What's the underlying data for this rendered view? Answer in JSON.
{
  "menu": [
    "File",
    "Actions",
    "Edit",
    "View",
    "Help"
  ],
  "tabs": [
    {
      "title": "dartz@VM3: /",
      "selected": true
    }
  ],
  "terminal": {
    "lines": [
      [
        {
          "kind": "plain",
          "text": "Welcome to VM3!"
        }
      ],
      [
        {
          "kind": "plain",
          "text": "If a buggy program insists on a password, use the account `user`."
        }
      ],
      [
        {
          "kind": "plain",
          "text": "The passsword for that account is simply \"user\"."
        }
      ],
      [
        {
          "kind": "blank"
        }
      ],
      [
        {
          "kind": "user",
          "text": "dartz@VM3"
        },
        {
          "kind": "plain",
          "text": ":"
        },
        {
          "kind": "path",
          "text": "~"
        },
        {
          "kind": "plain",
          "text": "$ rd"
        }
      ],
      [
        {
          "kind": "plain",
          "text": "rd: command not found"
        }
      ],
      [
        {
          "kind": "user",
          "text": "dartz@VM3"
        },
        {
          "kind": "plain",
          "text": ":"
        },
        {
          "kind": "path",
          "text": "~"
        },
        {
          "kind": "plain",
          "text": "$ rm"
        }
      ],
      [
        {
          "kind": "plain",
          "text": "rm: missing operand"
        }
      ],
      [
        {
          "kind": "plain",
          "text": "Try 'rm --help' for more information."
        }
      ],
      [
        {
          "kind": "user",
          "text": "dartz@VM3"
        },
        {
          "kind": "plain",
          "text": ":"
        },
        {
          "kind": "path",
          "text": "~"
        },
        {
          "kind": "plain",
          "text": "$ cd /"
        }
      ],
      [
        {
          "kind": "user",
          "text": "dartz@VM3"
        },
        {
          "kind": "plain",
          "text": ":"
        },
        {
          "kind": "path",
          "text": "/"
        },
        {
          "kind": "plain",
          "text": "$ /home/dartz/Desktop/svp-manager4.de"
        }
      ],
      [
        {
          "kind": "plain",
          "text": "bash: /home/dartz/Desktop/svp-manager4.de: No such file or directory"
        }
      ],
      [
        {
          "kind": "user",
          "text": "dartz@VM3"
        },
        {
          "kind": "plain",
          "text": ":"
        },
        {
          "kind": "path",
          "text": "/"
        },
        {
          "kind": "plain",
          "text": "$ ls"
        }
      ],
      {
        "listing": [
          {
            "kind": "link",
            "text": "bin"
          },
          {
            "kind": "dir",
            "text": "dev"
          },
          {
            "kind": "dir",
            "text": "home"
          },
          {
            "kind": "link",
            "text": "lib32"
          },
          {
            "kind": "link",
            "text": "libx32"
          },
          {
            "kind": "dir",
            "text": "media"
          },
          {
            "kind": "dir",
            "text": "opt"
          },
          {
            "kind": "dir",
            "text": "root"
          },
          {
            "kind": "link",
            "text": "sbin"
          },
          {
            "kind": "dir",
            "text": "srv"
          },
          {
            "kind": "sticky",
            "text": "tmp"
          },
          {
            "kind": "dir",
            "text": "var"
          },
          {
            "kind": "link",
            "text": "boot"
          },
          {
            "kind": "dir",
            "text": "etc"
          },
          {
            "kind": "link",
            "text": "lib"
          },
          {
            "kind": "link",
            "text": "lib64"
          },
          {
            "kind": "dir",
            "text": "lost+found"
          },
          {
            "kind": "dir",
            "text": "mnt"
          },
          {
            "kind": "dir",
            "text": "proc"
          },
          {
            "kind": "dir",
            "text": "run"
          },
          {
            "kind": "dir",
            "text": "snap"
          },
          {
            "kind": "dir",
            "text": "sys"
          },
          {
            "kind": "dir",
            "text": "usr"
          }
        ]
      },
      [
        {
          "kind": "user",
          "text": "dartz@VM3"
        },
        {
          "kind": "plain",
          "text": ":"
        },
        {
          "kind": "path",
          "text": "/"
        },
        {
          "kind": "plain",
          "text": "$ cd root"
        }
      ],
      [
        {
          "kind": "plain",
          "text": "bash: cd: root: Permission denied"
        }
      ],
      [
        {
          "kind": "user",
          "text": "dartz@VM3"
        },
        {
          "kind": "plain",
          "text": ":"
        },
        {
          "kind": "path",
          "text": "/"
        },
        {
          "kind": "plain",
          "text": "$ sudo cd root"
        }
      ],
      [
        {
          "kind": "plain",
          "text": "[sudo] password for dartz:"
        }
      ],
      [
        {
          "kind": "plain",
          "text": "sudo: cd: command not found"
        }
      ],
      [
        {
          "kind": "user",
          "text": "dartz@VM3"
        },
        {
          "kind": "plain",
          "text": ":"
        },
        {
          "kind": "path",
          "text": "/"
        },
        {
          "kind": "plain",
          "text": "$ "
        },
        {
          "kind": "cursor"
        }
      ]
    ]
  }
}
• • • • •
WORK TO BE COMPLETED:
Write out the whole listing again. Match it word for word.

RESULT OF THE TASK:
What's the underlying data for this rendered view? Answer in JSON.
{
  "menu": [
    "File",
    "Actions",
    "Edit",
    "View",
    "Help"
  ],
  "tabs": [
    {
      "title": "dartz@VM3: /",
      "selected": true
    }
  ],
  "terminal": {
    "lines": [
      [
        {
          "kind": "plain",
          "text": "Welcome to VM3!"
        }
      ],
      [
        {
          "kind": "plain",
          "text": "If a buggy program insists on a password, use the account `user`."
        }
      ],
      [
        {
          "kind": "plain",
          "text": "The passsword for that account is simply \"user\"."
        }
      ],
      [
        {
          "kind": "blank"
        }
      ],
      [
        {
          "kind": "user",
          "text": "dartz@VM3"
        },
        {
          "kind": "plain",
          "text": ":"
        },
        {
          "kind": "path",
          "text": "~"
        },
        {
          "kind": "plain",
          "text": "$ rd"
        }
      ],
      [
        {
          "kind": "plain",
          "text": "rd: command not found"
        }
      ],
      [
        {
          "kind": "user",
          "text": "dartz@VM3"
        },
        {
          "kind": "plain",
          "text": ":"
        },
        {
          "kind": "path",
          "text": "~"
        },
        {
          "kind": "plain",
          "text": "$ rm"
        }
      ],
      [
        {
          "kind": "plain",
          "text": "rm: missing operand"
        }
      ],
      [
        {
          "kind": "plain",
          "text": "Try 'rm --help' for more information."
        }
      ],
      [
        {
          "kind": "user",
          "text": "dartz@VM3"
        },
        {
          "kind": "plain",
          "text": ":"
        },
        {
          "kind": "path",
          "text": "~"
        },
        {
          "kind": "plain",
          "text": "$ cd /"
        }
      ],
      [
        {
          "kind": "user",
          "text": "dartz@VM3"
        },
        {
          "kind": "plain",
          "text": ":"
        },
        {
          "kind": "path",
          "text": "/"
        },
        {
          "kind": "plain",
          "text": "$ /home/dartz/Desktop/svp-manager4.de"
        }
      ],
      [
        {
          "kind": "plain",
          "text": "bash: /home/dartz/Desktop/svp-manager4.de: No such file or directory"
        }
      ],
      [
        {
          "kind": "user",
          "text": "dartz@VM3"
        },
        {
          "kind": "plain",
          "text": ":"
        },
        {
          "kind": "path",
          "text": "/"
        },
        {
          "kind": "plain",
          "text": "$ ls"
        }
      ],
      {
        "listing": [
          {
            "kind": "link",
            "text": "bin"
          },
          {
            "kind": "dir",
            "text": "dev"
          },
          {
            "kind": "dir",
            "text": "home"
          },
          {
            "kind": "link",
            "text": "lib32"
          },
          {
            "kind": "link",
            "text": "libx32"
          },
          {
            "kind": "dir",
            "text": "media"
          },
          {
            "kind": "dir",
            "text": "opt"
          },
          {
            "kind": "dir",
            "text": "root"
          },
          {
            "kind": "link",
            "text": "sbin"
          },
          {
            "kind": "dir",
            "text": "srv"
          },
          {
            "kind": "sticky",
            "text": "tmp"
          },
          {
            "kind": "dir",
            "text": "var"
          },
          {
            "kind": "link",
            "text": "boot"
          },
          {
            "kind": "dir",
            "text": "etc"
          },
          {
            "kind": "link",
            "text": "lib"
          },
          {
            "kind": "link",
            "text": "lib64"
          },
          {
            "kind": "dir",
            "text": "lost+found"
          },
          {
            "kind": "dir",
            "text": "mnt"
          },
          {
            "kind": "dir",
            "text": "proc"
          },
          {
            "kind": "dir",
            "text": "run"
          },
          {
            "kind": "dir",
            "text": "snap"
          },
          {
            "kind": "dir",
            "text": "sys"
          },
          {
            "kind": "dir",
            "text": "usr"
          }
        ]
      },
      [
        {
          "kind": "user",
          "text": "dartz@VM3"
        },
        {
          "kind": "plain",
          "text": ":"
        },
        {
          "kind": "path",
          "text": "/"
        },
        {
          "kind": "plain",
          "text": "$ cd root"
        }
      ],
      [
        {
          "kind": "plain",
          "text": "bash: cd: root: Permission denied"
        }
      ],
      [
        {
          "kind": "user",
          "text": "dartz@VM3"
        },
        {
          "kind": "plain",
          "text": ":"
        },
        {
          "kind": "path",
          "text": "/"
        },
        {
          "kind": "plain",
          "text": "$ sudo cd root"
        }
      ],
      [
        {
          "kind": "plain",
          "text": "[sudo] password for dartz:"
        }
      ],
      [
        {
          "kind": "plain",
          "text": "sudo: cd: command not found"
        }
      ],
      [
        {
          "kind": "user",
          "text": "dartz@VM3"
        },
        {
          "kind": "plain",
          "text": ":"
        },
        {
          "kind": "path",
          "text": "/"
        },
        {
          "kind": "plain",
          "text": "$ "
        },
        {
          "kind": "cursor"
        }
      ]
    ]
  }
}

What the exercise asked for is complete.